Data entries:

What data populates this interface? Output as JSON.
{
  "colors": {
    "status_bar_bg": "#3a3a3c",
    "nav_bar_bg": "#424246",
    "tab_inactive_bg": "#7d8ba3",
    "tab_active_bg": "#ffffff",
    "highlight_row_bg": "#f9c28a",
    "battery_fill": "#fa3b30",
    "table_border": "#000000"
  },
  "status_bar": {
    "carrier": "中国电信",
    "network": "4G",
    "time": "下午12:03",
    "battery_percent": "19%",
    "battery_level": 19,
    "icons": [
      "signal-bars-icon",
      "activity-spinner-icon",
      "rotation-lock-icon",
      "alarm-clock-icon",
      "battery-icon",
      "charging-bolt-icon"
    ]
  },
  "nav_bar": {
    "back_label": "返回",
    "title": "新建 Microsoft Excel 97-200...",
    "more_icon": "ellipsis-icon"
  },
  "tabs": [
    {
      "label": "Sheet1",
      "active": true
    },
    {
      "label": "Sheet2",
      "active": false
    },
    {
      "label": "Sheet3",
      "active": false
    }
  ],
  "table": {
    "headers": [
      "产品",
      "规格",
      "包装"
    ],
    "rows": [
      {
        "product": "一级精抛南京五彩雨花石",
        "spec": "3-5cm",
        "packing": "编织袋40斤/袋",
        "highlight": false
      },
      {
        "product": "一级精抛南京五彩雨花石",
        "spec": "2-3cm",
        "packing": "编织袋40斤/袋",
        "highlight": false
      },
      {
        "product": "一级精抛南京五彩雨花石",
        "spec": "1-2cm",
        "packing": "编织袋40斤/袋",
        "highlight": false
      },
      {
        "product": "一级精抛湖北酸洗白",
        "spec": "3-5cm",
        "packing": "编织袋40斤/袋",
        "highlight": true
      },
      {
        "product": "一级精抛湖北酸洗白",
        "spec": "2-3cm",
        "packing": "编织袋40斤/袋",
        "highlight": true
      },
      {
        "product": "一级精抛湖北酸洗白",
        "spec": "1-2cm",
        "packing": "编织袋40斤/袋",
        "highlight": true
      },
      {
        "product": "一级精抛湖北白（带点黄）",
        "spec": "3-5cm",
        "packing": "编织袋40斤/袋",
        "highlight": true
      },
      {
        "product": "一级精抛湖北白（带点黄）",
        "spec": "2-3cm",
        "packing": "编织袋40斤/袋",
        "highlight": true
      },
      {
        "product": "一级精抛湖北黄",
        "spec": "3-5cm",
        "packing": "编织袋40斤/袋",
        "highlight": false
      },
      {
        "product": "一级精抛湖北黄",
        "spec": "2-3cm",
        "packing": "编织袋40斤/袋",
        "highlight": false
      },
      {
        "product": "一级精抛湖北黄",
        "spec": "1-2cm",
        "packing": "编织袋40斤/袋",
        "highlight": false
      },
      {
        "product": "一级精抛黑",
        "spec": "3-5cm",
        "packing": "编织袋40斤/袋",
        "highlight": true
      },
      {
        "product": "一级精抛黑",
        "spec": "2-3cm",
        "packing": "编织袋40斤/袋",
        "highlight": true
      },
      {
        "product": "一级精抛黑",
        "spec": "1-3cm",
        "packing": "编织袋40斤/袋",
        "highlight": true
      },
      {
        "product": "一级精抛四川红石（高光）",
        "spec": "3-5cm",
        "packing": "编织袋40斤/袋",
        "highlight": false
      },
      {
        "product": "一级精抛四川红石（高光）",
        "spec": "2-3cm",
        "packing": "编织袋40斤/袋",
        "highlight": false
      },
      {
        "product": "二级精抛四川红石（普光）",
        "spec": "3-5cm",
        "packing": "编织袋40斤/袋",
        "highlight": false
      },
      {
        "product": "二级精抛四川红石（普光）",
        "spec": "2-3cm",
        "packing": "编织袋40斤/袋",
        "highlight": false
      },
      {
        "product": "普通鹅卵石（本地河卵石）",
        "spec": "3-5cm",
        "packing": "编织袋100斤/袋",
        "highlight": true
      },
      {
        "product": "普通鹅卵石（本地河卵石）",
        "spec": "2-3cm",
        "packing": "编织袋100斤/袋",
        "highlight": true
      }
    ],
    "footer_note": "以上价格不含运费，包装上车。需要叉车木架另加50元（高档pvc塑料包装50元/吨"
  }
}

_The problem_. Quote the material exactly, leaving nothing out.

_Answer for this exercise_.
What data populates this interface? Output as JSON.
{
  "colors": {
    "status_bar_bg": "#3a3a3c",
    "nav_bar_bg": "#424246",
    "tab_inactive_bg": "#7d8ba3",
    "tab_active_bg": "#ffffff",
    "highlight_row_bg": "#f9c28a",
    "battery_fill": "#fa3b30",
    "table_border": "#000000"
  },
  "status_bar": {
    "carrier": "中国电信",
    "network": "4G",
    "time": "下午12:03",
    "battery_percent": "19%",
    "battery_level": 19,
    "icons": [
      "signal-bars-icon",
      "activity-spinner-icon",
      "rotation-lock-icon",
      "alarm-clock-icon",
      "battery-icon",
      "charging-bolt-icon"
    ]
  },
  "nav_bar": {
    "back_label": "返回",
    "title": "新建 Microsoft Excel 97-200...",
    "more_icon": "ellipsis-icon"
  },
  "tabs": [
    {
      "label": "Sheet1",
      "active": true
    },
    {
      "label": "Sheet2",
      "active": false
    },
    {
      "label": "Sheet3",
      "active": false
    }
  ],
  "table": {
    "headers": [
      "产品",
      "规格",
      "包装"
    ],
    "rows": [
      {
        "product": "一级精抛南京五彩雨花石",
        "spec": "3-5cm",
        "packing": "编织袋40斤/袋",
        "highlight": false
      },
      {
        "product": "一级精抛南京五彩雨花石",
        "spec": "2-3cm",
        "packing": "编织袋40斤/袋",
        "highlight": false
      },
      {
        "product": "一级精抛南京五彩雨花石",
        "spec": "1-2cm",
        "packing": "编织袋40斤/袋",
        "highlight": false
      },
      {
        "product": "一级精抛湖北酸洗白",
        "spec": "3-5cm",
        "packing": "编织袋40斤/袋",
        "highlight": true
      },
      {
        "product": "一级精抛湖北酸洗白",
        "spec": "2-3cm",
        "packing": "编织袋40斤/袋",
        "highlight": true
      },
      {
        "product": "一级精抛湖北酸洗白",
        "spec": "1-2cm",
        "packing": "编织袋40斤/袋",
        "highlight": true
      },
      {
        "product": "一级精抛湖北白（带点黄）",
        "spec": "3-5cm",
        "packing": "编织袋40斤/袋",
        "highlight": true
      },
      {
        "product": "一级精抛湖北白（带点黄）",
        "spec": "2-3cm",
        "packing": "编织袋40斤/袋",
        "highlight": true
      },
      {
        "product": "一级精抛湖北黄",
        "spec": "3-5cm",
        "packing": "编织袋40斤/袋",
        "highlight": false
      },
      {
        "product": "一级精抛湖北黄",
        "spec": "2-3cm",
        "packing": "编织袋40斤/袋",
        "highlight": false
      },
      {
        "product": "一级精抛湖北黄",
        "spec": "1-2cm",
        "packing": "编织袋40斤/袋",
        "highlight": false
      },
      {
        "product": "一级精抛黑",
        "spec": "3-5cm",
        "packing": "编织袋40斤/袋",
        "highlight": true
      },
      {
        "product": "一级精抛黑",
        "spec": "2-3cm",
        "packing": "编织袋40斤/袋",
        "highlight": true
      },
      {
        "product": "一级精抛黑",
        "spec": "1-3cm",
        "packing": "编织袋40斤/袋",
        "highlight": true
      },
      {
        "product": "一级精抛四川红石（高光）",
        "spec": "3-5cm",
        "packing": "编织袋40斤/袋",
        "highlight": false
      },
      {
        "product": "一级精抛四川红石（高光）",
        "spec": "2-3cm",
        "packing": "编织袋40斤/袋",
        "highlight": false
      },
      {
        "product": "二级精抛四川红石（普光）",
        "spec": "3-5cm",
        "packing": "编织袋40斤/袋",
        "highlight": false
      },
      {
        "product": "二级精抛四川红石（普光）",
        "spec": "2-3cm",
        "packing": "编织袋40斤/袋",
        "highlight": false
      },
      {
        "product": "普通鹅卵石（本地河卵石）",
        "spec": "3-5cm",
        "packing": "编织袋100斤/袋",
        "highlight": true
      },
      {
        "product": "普通鹅卵石（本地河卵石）",
        "spec": "2-3cm",
        "packing": "编织袋100斤/袋",
        "highlight": true
      }
    ],
    "footer_note": "以上价格不含运费，包装上车。需要叉车木架另加50元（高档pvc塑料包装50元/吨"
  }
}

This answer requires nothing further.